▶ _WORK TO COMPLETE_:
Here are some entries; quote each one exactly.

• • • •

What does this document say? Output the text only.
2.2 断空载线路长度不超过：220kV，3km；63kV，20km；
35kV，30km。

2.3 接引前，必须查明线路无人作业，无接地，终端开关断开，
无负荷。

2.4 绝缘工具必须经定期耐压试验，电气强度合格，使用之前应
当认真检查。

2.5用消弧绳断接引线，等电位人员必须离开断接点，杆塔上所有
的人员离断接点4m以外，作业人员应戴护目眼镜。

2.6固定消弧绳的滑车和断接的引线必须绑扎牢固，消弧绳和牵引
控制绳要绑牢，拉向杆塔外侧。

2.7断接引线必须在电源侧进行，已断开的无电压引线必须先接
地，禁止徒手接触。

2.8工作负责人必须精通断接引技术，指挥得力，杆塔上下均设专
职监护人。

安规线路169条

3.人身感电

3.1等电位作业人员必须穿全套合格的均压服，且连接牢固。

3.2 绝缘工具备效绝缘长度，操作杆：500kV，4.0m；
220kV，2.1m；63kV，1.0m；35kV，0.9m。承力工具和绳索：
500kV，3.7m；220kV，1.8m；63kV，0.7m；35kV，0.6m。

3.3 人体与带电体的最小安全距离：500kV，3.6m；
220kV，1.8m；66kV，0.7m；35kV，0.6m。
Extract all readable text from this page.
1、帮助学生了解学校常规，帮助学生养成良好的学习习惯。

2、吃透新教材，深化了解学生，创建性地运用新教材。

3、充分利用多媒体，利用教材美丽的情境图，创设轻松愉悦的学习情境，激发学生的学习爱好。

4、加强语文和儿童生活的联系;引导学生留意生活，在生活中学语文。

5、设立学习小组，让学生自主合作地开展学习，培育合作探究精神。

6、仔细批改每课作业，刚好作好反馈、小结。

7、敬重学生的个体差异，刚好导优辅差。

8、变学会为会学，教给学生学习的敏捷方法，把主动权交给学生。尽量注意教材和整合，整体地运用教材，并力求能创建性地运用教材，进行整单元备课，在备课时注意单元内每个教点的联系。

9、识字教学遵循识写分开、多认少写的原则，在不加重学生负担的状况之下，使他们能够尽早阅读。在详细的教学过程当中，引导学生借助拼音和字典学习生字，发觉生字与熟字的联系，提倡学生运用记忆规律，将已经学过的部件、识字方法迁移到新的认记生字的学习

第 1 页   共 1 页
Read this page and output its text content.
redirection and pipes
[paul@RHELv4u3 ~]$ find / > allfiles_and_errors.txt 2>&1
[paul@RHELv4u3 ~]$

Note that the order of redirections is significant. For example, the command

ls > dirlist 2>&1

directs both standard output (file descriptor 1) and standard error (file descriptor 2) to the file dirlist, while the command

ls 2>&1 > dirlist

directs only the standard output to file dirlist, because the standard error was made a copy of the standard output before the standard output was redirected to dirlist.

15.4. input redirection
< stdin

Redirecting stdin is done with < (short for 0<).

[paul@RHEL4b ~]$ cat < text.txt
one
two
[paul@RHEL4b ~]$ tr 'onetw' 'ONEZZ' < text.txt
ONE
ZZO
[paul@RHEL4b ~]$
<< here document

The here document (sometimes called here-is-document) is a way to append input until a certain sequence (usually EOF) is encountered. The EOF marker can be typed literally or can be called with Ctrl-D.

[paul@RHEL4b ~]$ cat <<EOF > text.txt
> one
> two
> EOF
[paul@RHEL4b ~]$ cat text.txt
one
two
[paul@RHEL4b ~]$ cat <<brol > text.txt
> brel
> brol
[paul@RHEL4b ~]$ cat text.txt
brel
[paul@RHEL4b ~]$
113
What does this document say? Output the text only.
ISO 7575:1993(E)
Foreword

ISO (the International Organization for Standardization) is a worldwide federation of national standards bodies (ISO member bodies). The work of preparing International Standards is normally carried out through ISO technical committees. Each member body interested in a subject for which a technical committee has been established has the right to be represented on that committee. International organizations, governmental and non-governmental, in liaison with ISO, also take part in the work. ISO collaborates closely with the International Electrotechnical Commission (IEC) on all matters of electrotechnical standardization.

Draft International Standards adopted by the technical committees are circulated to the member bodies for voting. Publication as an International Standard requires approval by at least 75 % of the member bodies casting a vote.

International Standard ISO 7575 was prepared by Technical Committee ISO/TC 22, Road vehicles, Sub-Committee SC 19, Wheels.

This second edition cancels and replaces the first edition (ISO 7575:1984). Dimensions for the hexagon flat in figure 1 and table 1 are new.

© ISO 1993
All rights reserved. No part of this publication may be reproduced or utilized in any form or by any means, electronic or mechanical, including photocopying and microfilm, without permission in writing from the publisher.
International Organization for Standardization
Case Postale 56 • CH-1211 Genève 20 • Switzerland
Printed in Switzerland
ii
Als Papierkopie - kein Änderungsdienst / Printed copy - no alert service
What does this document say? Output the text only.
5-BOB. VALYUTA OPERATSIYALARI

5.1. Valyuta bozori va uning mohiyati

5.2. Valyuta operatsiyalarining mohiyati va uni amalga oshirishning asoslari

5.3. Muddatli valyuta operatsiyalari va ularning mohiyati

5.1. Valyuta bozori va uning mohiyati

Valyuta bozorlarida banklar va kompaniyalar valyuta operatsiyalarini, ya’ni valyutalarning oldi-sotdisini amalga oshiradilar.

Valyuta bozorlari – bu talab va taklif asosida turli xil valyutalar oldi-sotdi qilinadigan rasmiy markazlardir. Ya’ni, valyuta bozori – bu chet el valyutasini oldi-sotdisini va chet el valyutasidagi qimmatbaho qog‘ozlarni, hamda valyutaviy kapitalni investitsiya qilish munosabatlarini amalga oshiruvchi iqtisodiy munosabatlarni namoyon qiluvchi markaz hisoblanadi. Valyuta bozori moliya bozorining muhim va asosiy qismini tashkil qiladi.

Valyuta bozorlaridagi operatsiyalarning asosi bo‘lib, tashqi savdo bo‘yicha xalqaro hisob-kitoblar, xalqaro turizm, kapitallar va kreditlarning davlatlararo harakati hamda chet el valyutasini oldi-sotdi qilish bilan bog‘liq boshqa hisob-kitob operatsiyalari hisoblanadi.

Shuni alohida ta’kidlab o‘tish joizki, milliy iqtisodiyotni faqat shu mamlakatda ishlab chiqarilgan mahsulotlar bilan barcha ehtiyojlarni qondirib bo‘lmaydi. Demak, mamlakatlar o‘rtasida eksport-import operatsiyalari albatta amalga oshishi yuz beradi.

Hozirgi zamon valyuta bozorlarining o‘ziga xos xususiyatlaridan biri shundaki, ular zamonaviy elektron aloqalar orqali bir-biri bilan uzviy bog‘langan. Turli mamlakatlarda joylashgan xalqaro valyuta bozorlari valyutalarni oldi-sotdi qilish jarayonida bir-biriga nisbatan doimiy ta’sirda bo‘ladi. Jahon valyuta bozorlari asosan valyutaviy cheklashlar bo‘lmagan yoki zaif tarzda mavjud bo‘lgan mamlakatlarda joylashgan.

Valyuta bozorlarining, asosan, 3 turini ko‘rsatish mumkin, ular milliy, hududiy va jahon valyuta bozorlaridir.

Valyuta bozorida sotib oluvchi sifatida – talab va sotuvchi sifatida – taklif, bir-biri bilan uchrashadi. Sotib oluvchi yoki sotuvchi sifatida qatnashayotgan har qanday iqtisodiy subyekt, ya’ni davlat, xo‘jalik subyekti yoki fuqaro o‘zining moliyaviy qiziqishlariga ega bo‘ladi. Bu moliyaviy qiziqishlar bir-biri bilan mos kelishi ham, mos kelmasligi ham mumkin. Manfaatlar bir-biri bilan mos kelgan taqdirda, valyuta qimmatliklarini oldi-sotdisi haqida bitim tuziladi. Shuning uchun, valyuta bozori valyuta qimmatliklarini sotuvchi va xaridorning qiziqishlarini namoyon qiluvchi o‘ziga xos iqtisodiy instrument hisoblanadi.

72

• • • •

▶ _ANSWER IN FULL_:
What does this document say? Output the text only.
2.2 断空载线路长度不超过：220kV，3km；63kV，20km；
35kV，30km。

2.3 接引前，必须查明线路无人作业，无接地，终端开关断开，
无负荷。

2.4 绝缘工具必须经定期耐压试验，电气强度合格，使用之前应
当认真检查。

2.5用消弧绳断接引线，等电位人员必须离开断接点，杆塔上所有
的人员离断接点4m以外，作业人员应戴护目眼镜。

2.6固定消弧绳的滑车和断接的引线必须绑扎牢固，消弧绳和牵引
控制绳要绑牢，拉向杆塔外侧。

2.7断接引线必须在电源侧进行，已断开的无电压引线必须先接
地，禁止徒手接触。

2.8工作负责人必须精通断接引技术，指挥得力，杆塔上下均设专
职监护人。

安规线路169条

3.人身感电

3.1等电位作业人员必须穿全套合格的均压服，且连接牢固。

3.2 绝缘工具备效绝缘长度，操作杆：500kV，4.0m；
220kV，2.1m；63kV，1.0m；35kV，0.9m。承力工具和绳索：
500kV，3.7m；220kV，1.8m；63kV，0.7m；35kV，0.6m。

3.3 人体与带电体的最小安全距离：500kV，3.6m；
220kV，1.8m；66kV，0.7m；35kV，0.6m。
Extract all readable text from this page.
1、帮助学生了解学校常规，帮助学生养成良好的学习习惯。

2、吃透新教材，深化了解学生，创建性地运用新教材。

3、充分利用多媒体，利用教材美丽的情境图，创设轻松愉悦的学习情境，激发学生的学习爱好。

4、加强语文和儿童生活的联系;引导学生留意生活，在生活中学语文。

5、设立学习小组，让学生自主合作地开展学习，培育合作探究精神。

6、仔细批改每课作业，刚好作好反馈、小结。

7、敬重学生的个体差异，刚好导优辅差。

8、变学会为会学，教给学生学习的敏捷方法，把主动权交给学生。尽量注意教材和整合，整体地运用教材，并力求能创建性地运用教材，进行整单元备课，在备课时注意单元内每个教点的联系。

9、识字教学遵循识写分开、多认少写的原则，在不加重学生负担的状况之下，使他们能够尽早阅读。在详细的教学过程当中，引导学生借助拼音和字典学习生字，发觉生字与熟字的联系，提倡学生运用记忆规律，将已经学过的部件、识字方法迁移到新的认记生字的学习

第 1 页   共 1 页
Read this page and output its text content.
redirection and pipes
[paul@RHELv4u3 ~]$ find / > allfiles_and_errors.txt 2>&1
[paul@RHELv4u3 ~]$

Note that the order of redirections is significant. For example, the command

ls > dirlist 2>&1

directs both standard output (file descriptor 1) and standard error (file descriptor 2) to the file dirlist, while the command

ls 2>&1 > dirlist

directs only the standard output to file dirlist, because the standard error was made a copy of the standard output before the standard output was redirected to dirlist.

15.4. input redirection
< stdin

Redirecting stdin is done with < (short for 0<).

[paul@RHEL4b ~]$ cat < text.txt
one
two
[paul@RHEL4b ~]$ tr 'onetw' 'ONEZZ' < text.txt
ONE
ZZO
[paul@RHEL4b ~]$
<< here document

The here document (sometimes called here-is-document) is a way to append input until a certain sequence (usually EOF) is encountered. The EOF marker can be typed literally or can be called with Ctrl-D.

[paul@RHEL4b ~]$ cat <<EOF > text.txt
> one
> two
> EOF
[paul@RHEL4b ~]$ cat text.txt
one
two
[paul@RHEL4b ~]$ cat <<brol > text.txt
> brel
> brol
[paul@RHEL4b ~]$ cat text.txt
brel
[paul@RHEL4b ~]$
113
What does this document say? Output the text only.
ISO 7575:1993(E)
Foreword

ISO (the International Organization for Standardization) is a worldwide federation of national standards bodies (ISO member bodies). The work of preparing International Standards is normally carried out through ISO technical committees. Each member body interested in a subject for which a technical committee has been established has the right to be represented on that committee. International organizations, governmental and non-governmental, in liaison with ISO, also take part in the work. ISO collaborates closely with the International Electrotechnical Commission (IEC) on all matters of electrotechnical standardization.

Draft International Standards adopted by the technical committees are circulated to the member bodies for voting. Publication as an International Standard requires approval by at least 75 % of the member bodies casting a vote.

International Standard ISO 7575 was prepared by Technical Committee ISO/TC 22, Road vehicles, Sub-Committee SC 19, Wheels.

This second edition cancels and replaces the first edition (ISO 7575:1984). Dimensions for the hexagon flat in figure 1 and table 1 are new.

© ISO 1993
All rights reserved. No part of this publication may be reproduced or utilized in any form or by any means, electronic or mechanical, including photocopying and microfilm, without permission in writing from the publisher.
International Organization for Standardization
Case Postale 56 • CH-1211 Genève 20 • Switzerland
Printed in Switzerland
ii
Als Papierkopie - kein Änderungsdienst / Printed copy - no alert service
What does this document say? Output the text only.
5-BOB. VALYUTA OPERATSIYALARI

5.1. Valyuta bozori va uning mohiyati

5.2. Valyuta operatsiyalarining mohiyati va uni amalga oshirishning asoslari

5.3. Muddatli valyuta operatsiyalari va ularning mohiyati

5.1. Valyuta bozori va uning mohiyati

Valyuta bozorlarida banklar va kompaniyalar valyuta operatsiyalarini, ya’ni valyutalarning oldi-sotdisini amalga oshiradilar.

Valyuta bozorlari – bu talab va taklif asosida turli xil valyutalar oldi-sotdi qilinadigan rasmiy markazlardir. Ya’ni, valyuta bozori – bu chet el valyutasini oldi-sotdisini va chet el valyutasidagi qimmatbaho qog‘ozlarni, hamda valyutaviy kapitalni investitsiya qilish munosabatlarini amalga oshiruvchi iqtisodiy munosabatlarni namoyon qiluvchi markaz hisoblanadi. Valyuta bozori moliya bozorining muhim va asosiy qismini tashkil qiladi.

Valyuta bozorlaridagi operatsiyalarning asosi bo‘lib, tashqi savdo bo‘yicha xalqaro hisob-kitoblar, xalqaro turizm, kapitallar va kreditlarning davlatlararo harakati hamda chet el valyutasini oldi-sotdi qilish bilan bog‘liq boshqa hisob-kitob operatsiyalari hisoblanadi.

Shuni alohida ta’kidlab o‘tish joizki, milliy iqtisodiyotni faqat shu mamlakatda ishlab chiqarilgan mahsulotlar bilan barcha ehtiyojlarni qondirib bo‘lmaydi. Demak, mamlakatlar o‘rtasida eksport-import operatsiyalari albatta amalga oshishi yuz beradi.

Hozirgi zamon valyuta bozorlarining o‘ziga xos xususiyatlaridan biri shundaki, ular zamonaviy elektron aloqalar orqali bir-biri bilan uzviy bog‘langan. Turli mamlakatlarda joylashgan xalqaro valyuta bozorlari valyutalarni oldi-sotdi qilish jarayonida bir-biriga nisbatan doimiy ta’sirda bo‘ladi. Jahon valyuta bozorlari asosan valyutaviy cheklashlar bo‘lmagan yoki zaif tarzda mavjud bo‘lgan mamlakatlarda joylashgan.

Valyuta bozorlarining, asosan, 3 turini ko‘rsatish mumkin, ular milliy, hududiy va jahon valyuta bozorlaridir.

Valyuta bozorida sotib oluvchi sifatida – talab va sotuvchi sifatida – taklif, bir-biri bilan uchrashadi. Sotib oluvchi yoki sotuvchi sifatida qatnashayotgan har qanday iqtisodiy subyekt, ya’ni davlat, xo‘jalik subyekti yoki fuqaro o‘zining moliyaviy qiziqishlariga ega bo‘ladi. Bu moliyaviy qiziqishlar bir-biri bilan mos kelishi ham, mos kelmasligi ham mumkin. Manfaatlar bir-biri bilan mos kelgan taqdirda, valyuta qimmatliklarini oldi-sotdisi haqida bitim tuziladi. Shuning uchun, valyuta bozori valyuta qimmatliklarini sotuvchi va xaridorning qiziqishlarini namoyon qiluvchi o‘ziga xos iqtisodiy instrument hisoblanadi.

72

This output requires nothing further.